[Saved entries]
• • • • • • •

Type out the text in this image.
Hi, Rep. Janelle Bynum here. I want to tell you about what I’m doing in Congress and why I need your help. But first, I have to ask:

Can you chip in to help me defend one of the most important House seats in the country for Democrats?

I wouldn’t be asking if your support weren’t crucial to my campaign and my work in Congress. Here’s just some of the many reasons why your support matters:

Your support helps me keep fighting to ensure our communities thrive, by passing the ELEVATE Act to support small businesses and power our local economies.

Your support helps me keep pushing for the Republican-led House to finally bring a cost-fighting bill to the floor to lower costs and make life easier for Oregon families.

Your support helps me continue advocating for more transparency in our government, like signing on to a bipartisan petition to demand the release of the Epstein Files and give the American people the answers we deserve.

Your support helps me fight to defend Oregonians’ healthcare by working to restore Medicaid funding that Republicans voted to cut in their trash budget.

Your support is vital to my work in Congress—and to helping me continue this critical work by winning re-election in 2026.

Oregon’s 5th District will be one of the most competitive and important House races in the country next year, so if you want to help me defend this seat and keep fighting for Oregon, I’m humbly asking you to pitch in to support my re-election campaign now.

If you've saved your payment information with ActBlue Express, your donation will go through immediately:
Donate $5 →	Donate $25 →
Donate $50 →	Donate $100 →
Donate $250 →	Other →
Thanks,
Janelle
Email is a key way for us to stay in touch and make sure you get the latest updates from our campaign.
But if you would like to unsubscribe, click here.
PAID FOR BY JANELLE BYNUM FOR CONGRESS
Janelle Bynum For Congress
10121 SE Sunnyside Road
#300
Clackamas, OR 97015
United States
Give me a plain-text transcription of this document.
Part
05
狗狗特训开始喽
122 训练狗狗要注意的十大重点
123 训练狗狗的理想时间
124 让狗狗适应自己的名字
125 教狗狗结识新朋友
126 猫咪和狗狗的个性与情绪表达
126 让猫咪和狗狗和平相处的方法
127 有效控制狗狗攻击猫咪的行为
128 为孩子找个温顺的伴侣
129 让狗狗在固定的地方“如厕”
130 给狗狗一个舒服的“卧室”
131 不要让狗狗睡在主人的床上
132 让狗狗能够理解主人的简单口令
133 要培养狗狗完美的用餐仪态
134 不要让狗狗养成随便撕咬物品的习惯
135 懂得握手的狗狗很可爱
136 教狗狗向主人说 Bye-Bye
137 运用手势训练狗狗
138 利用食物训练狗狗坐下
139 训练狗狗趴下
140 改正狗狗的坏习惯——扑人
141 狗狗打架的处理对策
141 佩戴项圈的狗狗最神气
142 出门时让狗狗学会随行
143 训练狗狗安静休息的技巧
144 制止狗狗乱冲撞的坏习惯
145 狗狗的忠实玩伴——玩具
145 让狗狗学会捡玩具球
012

• • • • • • •

PROBLEM REQUIREMENTS - Identify all lines in the records above with the word "fighting".

RESPONSE -
Your support helps me keep fighting to ensure our communities thrive, by passing the ELEVATE Act to support small businesses and power our local economies.
Your support helps me keep pushing for the Republican-led House to finally bring a cost-fighting bill to the floor to lower costs and make life easier for Oregon families.
Oregon’s 5th District will be one of the most competitive and important House races in the country next year, so if you want to help me defend this seat and keep fighting for Oregon, I’m humbly asking you to pitch in to support my re-election campaign now.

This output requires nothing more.